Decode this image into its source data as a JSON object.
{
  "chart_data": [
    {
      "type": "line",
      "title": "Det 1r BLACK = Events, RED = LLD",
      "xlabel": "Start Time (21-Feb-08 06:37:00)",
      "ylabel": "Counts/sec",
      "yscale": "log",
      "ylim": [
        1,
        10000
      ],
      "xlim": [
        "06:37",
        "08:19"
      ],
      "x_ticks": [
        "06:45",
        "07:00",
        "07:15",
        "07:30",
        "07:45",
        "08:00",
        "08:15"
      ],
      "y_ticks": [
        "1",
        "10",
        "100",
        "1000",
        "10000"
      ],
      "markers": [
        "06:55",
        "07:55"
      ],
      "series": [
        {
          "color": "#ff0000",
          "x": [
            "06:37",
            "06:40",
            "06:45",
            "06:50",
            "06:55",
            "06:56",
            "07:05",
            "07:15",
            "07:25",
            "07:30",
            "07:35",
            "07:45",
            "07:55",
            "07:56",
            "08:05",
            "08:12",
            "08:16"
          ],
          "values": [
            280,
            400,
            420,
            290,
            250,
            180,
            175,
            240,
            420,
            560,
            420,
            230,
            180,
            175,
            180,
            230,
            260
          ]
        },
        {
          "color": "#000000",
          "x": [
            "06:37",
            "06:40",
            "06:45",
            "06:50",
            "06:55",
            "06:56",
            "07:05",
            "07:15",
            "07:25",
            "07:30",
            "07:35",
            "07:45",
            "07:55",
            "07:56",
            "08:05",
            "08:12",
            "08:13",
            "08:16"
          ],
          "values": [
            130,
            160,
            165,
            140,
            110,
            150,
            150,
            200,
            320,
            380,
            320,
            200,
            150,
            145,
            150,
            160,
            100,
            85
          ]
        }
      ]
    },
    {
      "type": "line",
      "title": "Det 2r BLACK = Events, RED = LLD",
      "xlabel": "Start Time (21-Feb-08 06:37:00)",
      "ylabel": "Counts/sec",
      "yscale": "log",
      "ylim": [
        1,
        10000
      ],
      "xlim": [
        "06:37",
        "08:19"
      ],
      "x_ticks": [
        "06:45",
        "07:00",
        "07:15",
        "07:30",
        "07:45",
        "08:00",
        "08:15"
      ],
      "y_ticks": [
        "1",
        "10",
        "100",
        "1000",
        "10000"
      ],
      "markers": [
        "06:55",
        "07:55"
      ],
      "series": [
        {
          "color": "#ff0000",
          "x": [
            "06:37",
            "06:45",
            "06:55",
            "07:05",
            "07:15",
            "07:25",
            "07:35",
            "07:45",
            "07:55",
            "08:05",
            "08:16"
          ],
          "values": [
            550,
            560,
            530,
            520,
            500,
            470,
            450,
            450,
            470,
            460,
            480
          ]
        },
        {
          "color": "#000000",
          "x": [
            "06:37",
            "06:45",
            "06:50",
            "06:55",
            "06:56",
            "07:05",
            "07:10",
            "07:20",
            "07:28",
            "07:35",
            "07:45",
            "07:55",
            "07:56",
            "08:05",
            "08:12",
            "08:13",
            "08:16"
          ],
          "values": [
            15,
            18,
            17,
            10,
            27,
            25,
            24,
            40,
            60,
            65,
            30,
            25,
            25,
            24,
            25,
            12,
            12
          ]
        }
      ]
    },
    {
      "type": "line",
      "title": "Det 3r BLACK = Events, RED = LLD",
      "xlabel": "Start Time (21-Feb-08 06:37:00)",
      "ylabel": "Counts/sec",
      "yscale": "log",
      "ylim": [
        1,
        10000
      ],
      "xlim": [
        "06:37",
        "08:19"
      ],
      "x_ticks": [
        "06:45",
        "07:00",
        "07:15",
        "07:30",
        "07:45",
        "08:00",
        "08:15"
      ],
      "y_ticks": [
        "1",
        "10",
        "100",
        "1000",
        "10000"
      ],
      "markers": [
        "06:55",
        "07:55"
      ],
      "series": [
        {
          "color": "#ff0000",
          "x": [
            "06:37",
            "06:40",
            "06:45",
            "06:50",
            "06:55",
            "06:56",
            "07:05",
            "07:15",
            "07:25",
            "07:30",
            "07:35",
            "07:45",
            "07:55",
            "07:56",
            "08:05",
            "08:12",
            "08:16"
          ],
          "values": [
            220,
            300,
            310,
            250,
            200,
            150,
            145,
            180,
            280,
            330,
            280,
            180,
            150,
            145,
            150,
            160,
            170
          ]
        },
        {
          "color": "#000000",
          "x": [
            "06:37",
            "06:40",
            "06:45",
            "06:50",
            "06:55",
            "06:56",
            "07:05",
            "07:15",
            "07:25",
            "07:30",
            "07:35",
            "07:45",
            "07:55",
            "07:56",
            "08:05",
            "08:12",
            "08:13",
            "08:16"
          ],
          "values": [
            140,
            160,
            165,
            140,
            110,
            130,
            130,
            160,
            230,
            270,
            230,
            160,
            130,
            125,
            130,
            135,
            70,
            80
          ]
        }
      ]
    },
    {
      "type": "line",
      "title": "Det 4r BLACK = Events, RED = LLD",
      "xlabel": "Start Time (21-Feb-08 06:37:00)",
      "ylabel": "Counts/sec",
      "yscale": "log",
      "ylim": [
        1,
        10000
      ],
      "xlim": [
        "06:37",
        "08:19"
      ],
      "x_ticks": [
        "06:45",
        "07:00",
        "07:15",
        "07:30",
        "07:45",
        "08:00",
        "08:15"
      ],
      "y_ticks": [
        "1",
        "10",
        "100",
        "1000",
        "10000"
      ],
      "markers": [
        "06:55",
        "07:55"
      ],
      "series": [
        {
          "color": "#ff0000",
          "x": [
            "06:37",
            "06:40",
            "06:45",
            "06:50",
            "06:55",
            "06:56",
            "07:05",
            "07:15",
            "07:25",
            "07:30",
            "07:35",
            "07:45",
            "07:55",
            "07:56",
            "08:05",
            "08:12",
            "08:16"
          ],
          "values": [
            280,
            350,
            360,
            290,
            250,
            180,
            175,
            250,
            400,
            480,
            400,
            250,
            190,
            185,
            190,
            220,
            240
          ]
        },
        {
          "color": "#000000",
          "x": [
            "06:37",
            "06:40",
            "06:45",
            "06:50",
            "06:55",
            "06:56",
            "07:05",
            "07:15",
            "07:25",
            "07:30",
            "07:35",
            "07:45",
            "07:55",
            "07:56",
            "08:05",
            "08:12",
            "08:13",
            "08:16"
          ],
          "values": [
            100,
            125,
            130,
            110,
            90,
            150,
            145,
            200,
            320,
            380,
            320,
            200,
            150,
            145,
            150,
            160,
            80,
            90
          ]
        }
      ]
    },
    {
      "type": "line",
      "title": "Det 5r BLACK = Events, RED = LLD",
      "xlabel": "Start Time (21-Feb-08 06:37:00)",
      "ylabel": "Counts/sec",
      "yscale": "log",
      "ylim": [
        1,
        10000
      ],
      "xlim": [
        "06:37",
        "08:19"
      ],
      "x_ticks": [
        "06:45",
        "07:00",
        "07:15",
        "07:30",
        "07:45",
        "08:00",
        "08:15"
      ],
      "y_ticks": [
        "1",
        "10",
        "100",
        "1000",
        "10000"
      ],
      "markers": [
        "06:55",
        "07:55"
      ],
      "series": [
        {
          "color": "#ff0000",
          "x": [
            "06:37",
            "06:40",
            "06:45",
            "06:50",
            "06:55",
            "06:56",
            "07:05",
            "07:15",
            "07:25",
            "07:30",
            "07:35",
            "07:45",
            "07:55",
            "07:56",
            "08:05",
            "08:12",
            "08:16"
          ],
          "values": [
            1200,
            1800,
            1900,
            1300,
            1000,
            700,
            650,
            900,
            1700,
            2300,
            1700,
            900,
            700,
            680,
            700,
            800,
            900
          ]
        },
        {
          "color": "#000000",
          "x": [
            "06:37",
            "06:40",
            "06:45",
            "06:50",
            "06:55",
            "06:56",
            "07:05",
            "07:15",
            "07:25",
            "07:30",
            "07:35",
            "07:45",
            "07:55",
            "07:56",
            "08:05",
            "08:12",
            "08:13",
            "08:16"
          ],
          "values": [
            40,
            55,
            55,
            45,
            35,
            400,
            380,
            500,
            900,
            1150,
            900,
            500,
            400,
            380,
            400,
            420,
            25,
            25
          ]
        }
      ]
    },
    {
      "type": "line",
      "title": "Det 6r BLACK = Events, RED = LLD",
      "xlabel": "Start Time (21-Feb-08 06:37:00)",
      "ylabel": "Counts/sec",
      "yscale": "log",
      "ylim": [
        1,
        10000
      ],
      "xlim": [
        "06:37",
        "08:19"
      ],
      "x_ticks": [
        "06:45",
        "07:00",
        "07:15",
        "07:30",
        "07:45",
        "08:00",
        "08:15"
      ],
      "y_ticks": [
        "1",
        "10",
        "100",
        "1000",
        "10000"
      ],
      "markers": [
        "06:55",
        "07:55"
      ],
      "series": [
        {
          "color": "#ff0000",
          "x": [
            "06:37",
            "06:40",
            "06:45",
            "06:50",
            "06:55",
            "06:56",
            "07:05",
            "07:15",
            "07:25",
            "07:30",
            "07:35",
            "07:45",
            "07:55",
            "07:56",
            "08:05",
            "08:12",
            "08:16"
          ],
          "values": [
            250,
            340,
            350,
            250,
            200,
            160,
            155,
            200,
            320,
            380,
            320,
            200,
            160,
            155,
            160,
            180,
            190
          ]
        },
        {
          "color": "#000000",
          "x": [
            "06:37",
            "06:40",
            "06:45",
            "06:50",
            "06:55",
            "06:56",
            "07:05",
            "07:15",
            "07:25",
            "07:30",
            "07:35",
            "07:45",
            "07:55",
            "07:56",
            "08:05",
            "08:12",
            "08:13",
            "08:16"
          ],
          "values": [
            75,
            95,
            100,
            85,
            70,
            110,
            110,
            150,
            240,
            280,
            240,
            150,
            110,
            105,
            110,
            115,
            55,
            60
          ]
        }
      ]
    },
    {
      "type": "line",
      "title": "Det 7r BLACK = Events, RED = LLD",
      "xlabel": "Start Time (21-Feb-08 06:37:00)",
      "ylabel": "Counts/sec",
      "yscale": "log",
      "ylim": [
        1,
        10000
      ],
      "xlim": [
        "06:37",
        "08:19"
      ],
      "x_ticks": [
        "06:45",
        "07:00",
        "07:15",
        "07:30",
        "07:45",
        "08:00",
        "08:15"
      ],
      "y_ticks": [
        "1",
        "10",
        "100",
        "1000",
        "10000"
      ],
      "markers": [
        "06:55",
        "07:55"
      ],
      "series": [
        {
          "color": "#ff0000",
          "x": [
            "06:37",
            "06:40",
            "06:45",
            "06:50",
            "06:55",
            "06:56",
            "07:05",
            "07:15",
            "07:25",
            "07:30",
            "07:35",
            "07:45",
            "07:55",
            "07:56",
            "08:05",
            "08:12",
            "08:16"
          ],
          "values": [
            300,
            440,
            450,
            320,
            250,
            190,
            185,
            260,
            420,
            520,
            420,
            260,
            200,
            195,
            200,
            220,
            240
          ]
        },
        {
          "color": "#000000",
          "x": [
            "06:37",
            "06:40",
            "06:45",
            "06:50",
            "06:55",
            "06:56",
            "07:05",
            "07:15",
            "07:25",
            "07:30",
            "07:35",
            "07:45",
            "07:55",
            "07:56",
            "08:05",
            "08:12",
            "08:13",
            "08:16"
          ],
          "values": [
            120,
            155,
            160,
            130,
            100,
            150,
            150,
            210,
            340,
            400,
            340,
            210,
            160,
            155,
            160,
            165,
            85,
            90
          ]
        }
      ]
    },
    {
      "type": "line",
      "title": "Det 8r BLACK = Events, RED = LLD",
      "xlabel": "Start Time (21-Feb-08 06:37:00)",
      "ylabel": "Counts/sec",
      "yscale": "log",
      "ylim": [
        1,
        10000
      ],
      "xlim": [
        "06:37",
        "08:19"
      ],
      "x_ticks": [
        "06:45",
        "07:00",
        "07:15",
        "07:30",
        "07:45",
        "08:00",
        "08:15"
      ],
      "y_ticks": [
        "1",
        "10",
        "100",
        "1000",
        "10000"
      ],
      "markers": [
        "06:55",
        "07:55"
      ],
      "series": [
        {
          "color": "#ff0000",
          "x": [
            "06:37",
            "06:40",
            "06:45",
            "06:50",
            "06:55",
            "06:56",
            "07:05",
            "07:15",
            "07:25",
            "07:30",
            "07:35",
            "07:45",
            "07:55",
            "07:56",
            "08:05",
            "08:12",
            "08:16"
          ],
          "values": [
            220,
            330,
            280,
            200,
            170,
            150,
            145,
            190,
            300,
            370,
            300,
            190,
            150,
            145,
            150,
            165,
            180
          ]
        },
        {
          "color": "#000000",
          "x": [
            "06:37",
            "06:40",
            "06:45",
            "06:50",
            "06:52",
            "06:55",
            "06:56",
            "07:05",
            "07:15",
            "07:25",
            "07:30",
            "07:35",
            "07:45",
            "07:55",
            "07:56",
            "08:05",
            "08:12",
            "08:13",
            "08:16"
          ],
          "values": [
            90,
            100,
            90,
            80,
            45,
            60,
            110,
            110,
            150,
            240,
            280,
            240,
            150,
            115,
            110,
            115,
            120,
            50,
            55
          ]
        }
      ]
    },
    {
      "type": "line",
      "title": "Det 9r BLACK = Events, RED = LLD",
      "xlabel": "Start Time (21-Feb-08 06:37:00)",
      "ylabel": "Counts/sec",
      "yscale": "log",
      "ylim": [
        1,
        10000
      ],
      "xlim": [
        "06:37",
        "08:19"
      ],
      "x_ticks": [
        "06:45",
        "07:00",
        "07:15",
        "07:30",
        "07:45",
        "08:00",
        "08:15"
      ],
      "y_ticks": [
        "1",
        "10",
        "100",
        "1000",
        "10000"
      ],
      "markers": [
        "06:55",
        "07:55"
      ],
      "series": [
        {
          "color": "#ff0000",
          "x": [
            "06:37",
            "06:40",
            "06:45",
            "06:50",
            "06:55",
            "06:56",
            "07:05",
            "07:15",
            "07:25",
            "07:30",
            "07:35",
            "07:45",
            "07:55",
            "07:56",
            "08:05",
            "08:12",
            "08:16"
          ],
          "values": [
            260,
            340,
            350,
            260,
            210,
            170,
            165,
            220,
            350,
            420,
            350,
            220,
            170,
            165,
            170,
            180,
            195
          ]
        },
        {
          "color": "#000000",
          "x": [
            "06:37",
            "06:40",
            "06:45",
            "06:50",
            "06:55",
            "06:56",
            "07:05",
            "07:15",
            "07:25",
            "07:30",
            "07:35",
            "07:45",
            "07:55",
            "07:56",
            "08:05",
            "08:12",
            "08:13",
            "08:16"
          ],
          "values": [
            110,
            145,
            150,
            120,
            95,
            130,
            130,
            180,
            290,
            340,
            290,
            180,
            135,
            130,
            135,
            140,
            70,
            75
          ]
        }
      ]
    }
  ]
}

> TASK INSTRUCTIONS:
Search the entries for the word "Events", then list each line that holds it.

> WORKED SOLUTION:
      "title": "Det 1r BLACK = Events, RED = LLD",
      "title": "Det 2r BLACK = Events, RED = LLD",
      "title": "Det 3r BLACK = Events, RED = LLD",
      "title": "Det 4r BLACK = Events, RED = LLD",
      "title": "Det 5r BLACK = Events, RED = LLD",
      "title": "Det 6r BLACK = Events, RED = LLD",
      "title": "Det 7r BLACK = Events, RED = LLD",
      "title": "Det 8r BLACK = Events, RED = LLD",
      "title": "Det 9r BLACK = Events, RED = LLD",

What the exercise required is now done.